---------- Raw data
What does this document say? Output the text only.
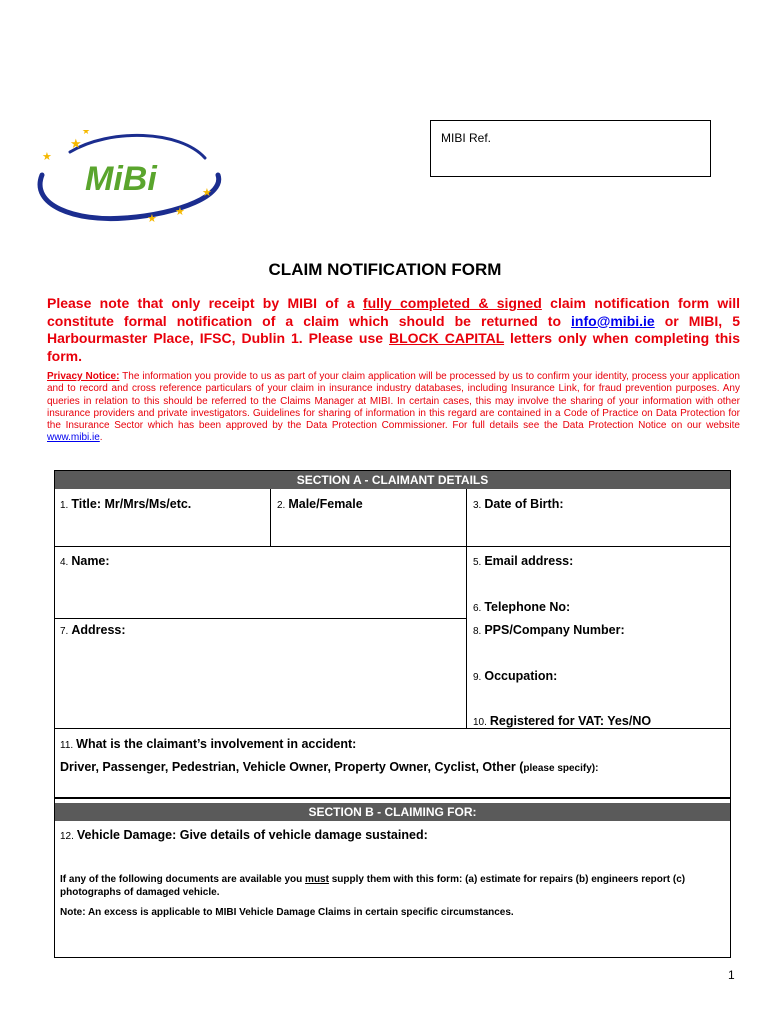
MiBi
★
★
★
★
★
★
MIBI Ref.
CLAIM NOTIFICATION FORM
Please note that only receipt by MIBI of a fully completed & signed claim notification form will constitute formal notification of a claim which should be returned to info@mibi.ie or MIBI, 5 Harbourmaster Place, IFSC, Dublin 1. Please use BLOCK CAPITAL letters only when completing this form.
Privacy Notice: The information you provide to us as part of your claim application will be processed by us to confirm your identity, process your application and to record and cross reference particulars of your claim in insurance industry databases, including Insurance Link, for fraud prevention purposes. Any queries in relation to this should be referred to the Claims Manager at MIBI. In certain cases, this may involve the sharing of your information with other insurance providers and private investigators. Guidelines for sharing of information in this regard are contained in a Code of Practice on Data Protection for the Insurance Sector which has been approved by the Data Protection Commissioner. For full details see the Data Protection Notice on our website www.mibi.ie.
SECTION A - CLAIMANT DETAILS
1. Title: Mr/Mrs/Ms/etc.	2. Male/Female	3. Date of Birth:
4. Name:	5. Email address:
6. Telephone No:
7. Address:	8. PPS/Company Number:
9. Occupation:
10. Registered for VAT: Yes/NO
11. What is the claimant’s involvement in accident:
Driver, Passenger, Pedestrian, Vehicle Owner, Property Owner, Cyclist, Other (please specify):
SECTION B - CLAIMING FOR:
12. Vehicle Damage: Give details of vehicle damage sustained:
If any of the following documents are available you must supply them with this form: (a) estimate for repairs (b) engineers report (c) photographs of damaged vehicle.
Note: An excess is applicable to MIBI Vehicle Damage Claims in certain specific circumstances.
1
--------------------
• **Task to complete**: Set every line down exactly as written, leaving each picture out.

• **Full solution**:
What does this document say? Output the text only.
MiBi
★
★
★
★
★
★
MIBI Ref.
CLAIM NOTIFICATION FORM
Please note that only receipt by MIBI of a fully completed & signed claim notification form will constitute formal notification of a claim which should be returned to info@mibi.ie or MIBI, 5 Harbourmaster Place, IFSC, Dublin 1. Please use BLOCK CAPITAL letters only when completing this form.
Privacy Notice: The information you provide to us as part of your claim application will be processed by us to confirm your identity, process your application and to record and cross reference particulars of your claim in insurance industry databases, including Insurance Link, for fraud prevention purposes. Any queries in relation to this should be referred to the Claims Manager at MIBI. In certain cases, this may involve the sharing of your information with other insurance providers and private investigators. Guidelines for sharing of information in this regard are contained in a Code of Practice on Data Protection for the Insurance Sector which has been approved by the Data Protection Commissioner. For full details see the Data Protection Notice on our website www.mibi.ie.
SECTION A - CLAIMANT DETAILS
1. Title: Mr/Mrs/Ms/etc.	2. Male/Female	3. Date of Birth:
4. Name:	5. Email address:
6. Telephone No:
7. Address:	8. PPS/Company Number:
9. Occupation:
10. Registered for VAT: Yes/NO
11. What is the claimant’s involvement in accident:
Driver, Passenger, Pedestrian, Vehicle Owner, Property Owner, Cyclist, Other (please specify):
SECTION B - CLAIMING FOR:
12. Vehicle Damage: Give details of vehicle damage sustained:
If any of the following documents are available you must supply them with this form: (a) estimate for repairs (b) engineers report (c) photographs of damaged vehicle.
Note: An excess is applicable to MIBI Vehicle Damage Claims in certain specific circumstances.
1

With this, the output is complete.